Hace unas semanas tuve una experiencia escalofriante que ni a mi mayor enemigo le desearía. Fue un día cualquiera en una tarde de primavera, soplaba una agradable brisa por la ventana y el sol caía con lentitud en el ocaso. Algunos pájaros se acercaban al balcón, saludaban con sus alas y volvía a surcar los cielos. Me había quedado en la oficina para aprovechar la productividad del silencio y la soledad porque cuando tienes muchas cosas que hacer no hay nada mejor que todo ser viviente esté lejos de ti.
Pasadas unas horas terminé las tareas, recogí mi portátil y enseres de trabajo y fui hacia la puerta de entrada con una sonrisa. Esa misma que se me borró de la cara cuando al girar el picaporte no se abría la puerta. Lo intenté varias veces. Me acerque a la ranura y observé si había algún tipo de bloqueo. Sí, ahí estaba un reluciente pestillo que atravesaba la puerta hasta clavarse en mi corazón. Un frío e inerte pestillo sobre el cual no tenía ningún poder para movilizar. Un desgarrador pestillo que me separaba de la libertad y la felicidad. Alguien había cerrado desde fuera, no tenía llave y no había nadie más que yo en la oficina, ¿quién y cuándo había cometido aquella atrocidad? Alguien sin escrúpulos, sin duda.
Entré en un estado de shock descontrolado, una sensación de impotencia recorrió mi cuerpo y un olor a humedad y madera podrida se propagó en el ambiente. Siendo consciente de mi encierro intenté relajarme, hasta diez respiraciones. Tenía que haber otra salida. Empecé a recorrer las habitaciones en su busca como un loco. Entonces pensé en mi supervivencia, para sobrevivir necesito víveres, comida, revise la nevera y allí estaba mi porción de tarta de zanahoria sobrante de la comida. Nunca me había alegrado tanto de que me sobrara comida en un plato. De hambre no moriría. Estaba solo como Robison crusoe y debía permanecer vivo hasta mi rescate.
El resto de puertas de la planta estaban cerradas. Miré por la ventana, cuatro pisos abajo. No, eso sería lo último. Lo último. Di media vuelta y seguí recorriendo las salas hasta que caí derrotado en el suelo. No podía salir por mi mismo, estaba encerrado. No quedaba otra opción que armarme de la valor y hacer una llamada tragándome mi vergüenza. Seguí los pasos de un tal Nico para encontrar la salida de emergencia porque no había nadie en el lugar, pero nada, todo eran callejones sin salida bloqueados por pestillos malditos. Atrapado, sin salida, en aquella prisión de ladrillos y cemento.

**Ejercicios**
1. Reescribe el fragmento del relato que comienza con las palabras "El resto de" y termina con "ladrillos y cemento.", cambiando "cuatro pisos" por "cinco pisos".
2. Contesta estas preguntas sobre el relato:
(a) ¿En qué estación del año ocurrió lo que se cuenta?
(b) ¿Qué encontró en la nevera quien narra?
(c) ¿Cuántas respiraciones intentó hacer para relajarse?
Responde basándote solo en el relato.

**Datos proporcionados**
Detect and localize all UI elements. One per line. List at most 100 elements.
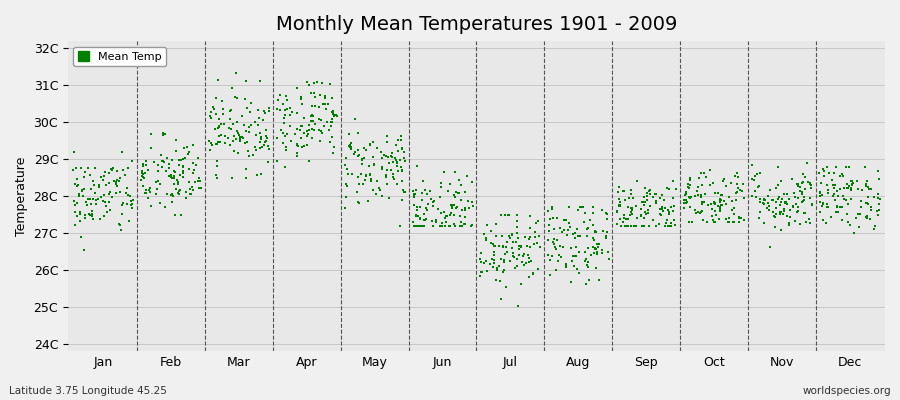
Point — [869, 208, 884, 214]
Point — [74, 234, 88, 240]
Point — [159, 168, 174, 174]
Point — [185, 187, 200, 193]
Point — [849, 214, 863, 221]
Point — [97, 199, 112, 205]
Point — [588, 246, 602, 252]
Point — [76, 174, 91, 180]
Point — [112, 222, 127, 228]
Point — [752, 199, 767, 205]
Point — [871, 200, 886, 207]
Point — [454, 222, 468, 229]
Point — [407, 194, 421, 200]
Point — [118, 172, 132, 178]
Point — [725, 219, 740, 225]
Point — [356, 144, 371, 151]
Point — [436, 208, 451, 215]
Point — [833, 173, 848, 180]
Point — [458, 189, 473, 195]
Point — [302, 82, 316, 88]
Point — [410, 204, 425, 210]
Point — [166, 193, 180, 199]
Point — [626, 222, 641, 229]
Point — [683, 177, 698, 184]
Point — [616, 219, 630, 225]
Point — [97, 168, 112, 175]
Point — [177, 155, 192, 161]
Point — [774, 227, 788, 234]
Point — [680, 184, 695, 190]
Point — [382, 160, 396, 166]
Point — [363, 171, 377, 177]
Point — [375, 155, 390, 162]
Point — [784, 176, 798, 182]
Point — [574, 204, 589, 210]
Point — [828, 197, 842, 204]
Point — [242, 124, 256, 130]
Point — [569, 243, 583, 250]
Point — [330, 113, 345, 119]
Point — [519, 243, 534, 249]
Point — [585, 235, 599, 242]
Point — [630, 214, 644, 221]
Point — [382, 154, 396, 160]
Point — [798, 210, 813, 216]
Point — [771, 194, 786, 200]
Point — [484, 256, 499, 262]
Point — [504, 230, 518, 237]
Point — [761, 207, 776, 214]
Point — [454, 207, 469, 213]
Point — [713, 195, 727, 202]
Point — [642, 222, 656, 229]
Point — [121, 192, 135, 198]
Point — [453, 222, 467, 229]
Point — [418, 217, 432, 223]
Point — [120, 184, 134, 191]
Point — [613, 216, 627, 223]
Point — [531, 266, 545, 272]
Point — [831, 193, 845, 199]
Point — [230, 119, 244, 126]
Point — [240, 139, 255, 145]
Point — [81, 164, 95, 171]
Point — [153, 200, 167, 206]
Point — [813, 199, 827, 205]
Point — [509, 218, 524, 224]
Point — [226, 138, 240, 144]
Point — [586, 210, 600, 216]
Point — [590, 240, 604, 247]
Point — [769, 224, 783, 230]
Point — [386, 159, 400, 166]
Point — [545, 239, 560, 246]
Point — [824, 214, 838, 220]
Point — [737, 216, 751, 223]
Point — [752, 170, 767, 176]
Point — [815, 166, 830, 172]
Point — [326, 150, 340, 156]
Point — [162, 161, 176, 167]
Point — [362, 162, 376, 169]
Point — [445, 203, 459, 210]
Point — [351, 147, 365, 153]
Point — [251, 122, 266, 128]
Point — [813, 192, 827, 199]
Point — [427, 203, 441, 209]
Point — [582, 277, 597, 283]
Point — [625, 190, 639, 197]
Point — [649, 191, 663, 197]
Point — [860, 184, 875, 191]
Point — [343, 142, 357, 148]
Point — [732, 214, 746, 220]
Point — [655, 204, 670, 210]
Point — [517, 262, 531, 268]
Point — [83, 196, 97, 203]
Point — [695, 199, 709, 205]
Point — [558, 260, 572, 267]
Point — [760, 200, 775, 206]
Point — [295, 123, 310, 129]
Point — [625, 211, 639, 218]
Point — [73, 218, 87, 224]
Point — [184, 184, 199, 190]
Point — [486, 264, 500, 271]
Point — [769, 211, 783, 218]
Point — [446, 192, 461, 198]
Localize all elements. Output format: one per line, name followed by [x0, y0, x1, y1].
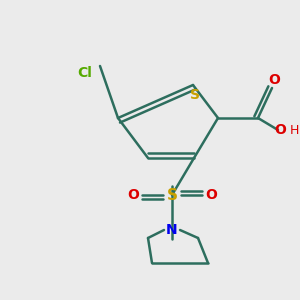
Text: H: H — [289, 124, 299, 136]
Text: Cl: Cl — [78, 66, 92, 80]
Text: S: S — [167, 188, 178, 202]
Text: O: O — [268, 73, 280, 87]
Text: O: O — [274, 123, 286, 137]
Text: S: S — [190, 88, 200, 102]
Text: N: N — [166, 223, 178, 237]
Text: O: O — [205, 188, 217, 202]
Text: O: O — [127, 188, 139, 202]
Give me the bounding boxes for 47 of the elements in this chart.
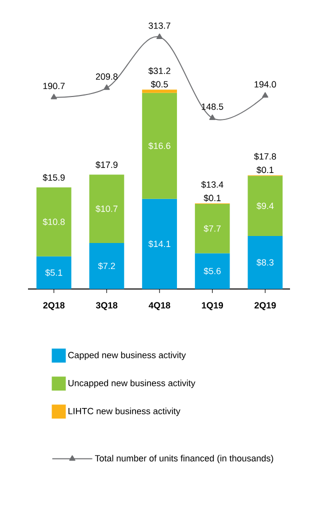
- bar: [142, 92, 177, 199]
- x-tick-label: 2Q18: [43, 302, 65, 310]
- x-tick-label: 4Q18: [148, 302, 170, 310]
- bar: [194, 204, 230, 254]
- legend-label: Uncapped new business activity: [68, 380, 196, 388]
- bar: [248, 176, 283, 236]
- bar: [142, 198, 177, 289]
- bar: [36, 187, 72, 256]
- bar: [89, 174, 124, 244]
- data-label: $5.1: [45, 269, 62, 276]
- point: [104, 84, 110, 90]
- legend-label: LIHTC new business activity: [68, 408, 180, 416]
- point: [209, 114, 216, 120]
- total-label: $31.2: [148, 67, 170, 75]
- total-label: $17.8: [254, 152, 276, 160]
- legend-label: Total number of units financed (in thousands): [94, 454, 274, 464]
- bar: [248, 236, 283, 289]
- data-label: 194.0: [254, 81, 276, 88]
- data-label: $5.6: [204, 267, 221, 275]
- x-tick-label: 1Q19: [202, 302, 223, 310]
- point: [50, 94, 57, 100]
- point: [262, 92, 268, 98]
- data-label: 190.7: [43, 82, 65, 90]
- bar: [36, 256, 72, 289]
- legend-label: Capped new business activity: [68, 352, 186, 360]
- bar: [142, 90, 177, 93]
- data-label: $0.5: [150, 80, 168, 88]
- total-label: $15.9: [42, 174, 65, 182]
- data-label: $7.2: [98, 262, 115, 270]
- bar: [194, 253, 230, 289]
- total-label: $13.4: [201, 180, 224, 188]
- data-label: $8.3: [256, 258, 274, 266]
- data-label: $16.6: [148, 142, 170, 150]
- x-tick-label: 2Q19: [254, 302, 276, 310]
- data-label: 148.5: [202, 103, 224, 110]
- data-label: 313.7: [148, 22, 170, 29]
- total-label: $17.9: [96, 161, 118, 168]
- data-label: 209.8: [96, 73, 118, 80]
- bar: [89, 243, 124, 289]
- data-label: $0.1: [204, 194, 221, 202]
- data-label: $7.7: [204, 224, 221, 232]
- data-label: $0.1: [256, 166, 274, 174]
- data-label: $10.8: [42, 218, 65, 226]
- data-label: $14.1: [148, 240, 170, 248]
- data-label: $9.4: [256, 202, 274, 210]
- data-label: $10.7: [96, 205, 118, 212]
- x-tick-label: 3Q18: [96, 302, 118, 310]
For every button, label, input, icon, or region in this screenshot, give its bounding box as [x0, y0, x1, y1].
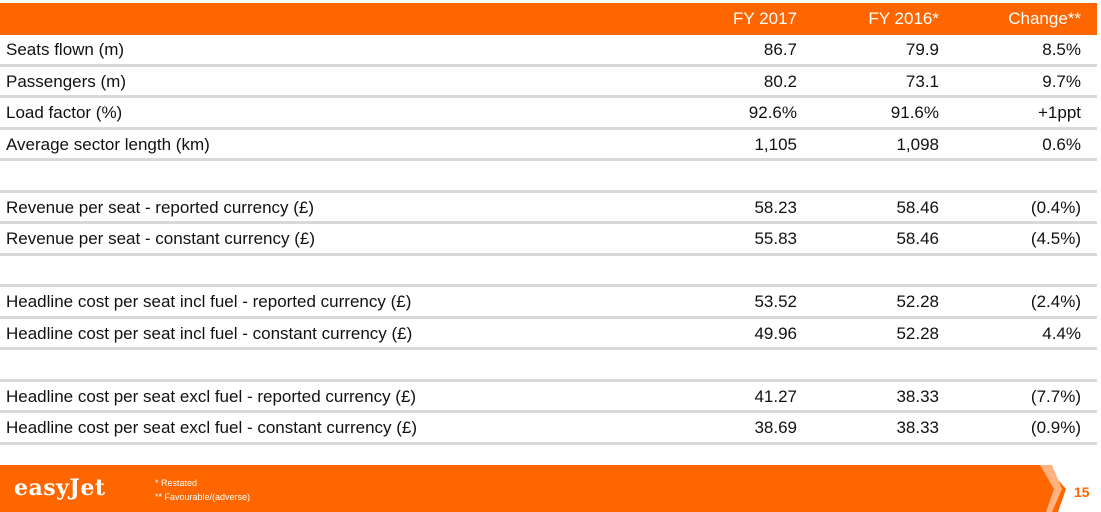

**Respuestas por tarea**
1.
El resto de puertas de la planta estaban cerradas. Miré por la ventana, cinco pisos abajo. No, eso sería lo último. Lo último. Di media vuelta y seguí recorriendo las salas hasta que caí derrotado en el suelo. No podía salir por mi mismo, estaba encerrado. No quedaba otra opción que armarme de la valor y hacer una llamada tragándome mi vergüenza. Seguí los pasos de un tal Nico para encontrar la salida de emergencia porque no había nadie en el lugar, pero nada, todo eran callejones sin salida bloqueados por pestillos malditos. Atrapado, sin salida, en aquella prisión de ladrillos y cemento.

2.
(a) En primavera.
(b) Su porción de tarta de zanahoria sobrante de la comida.
(c) Hasta diez.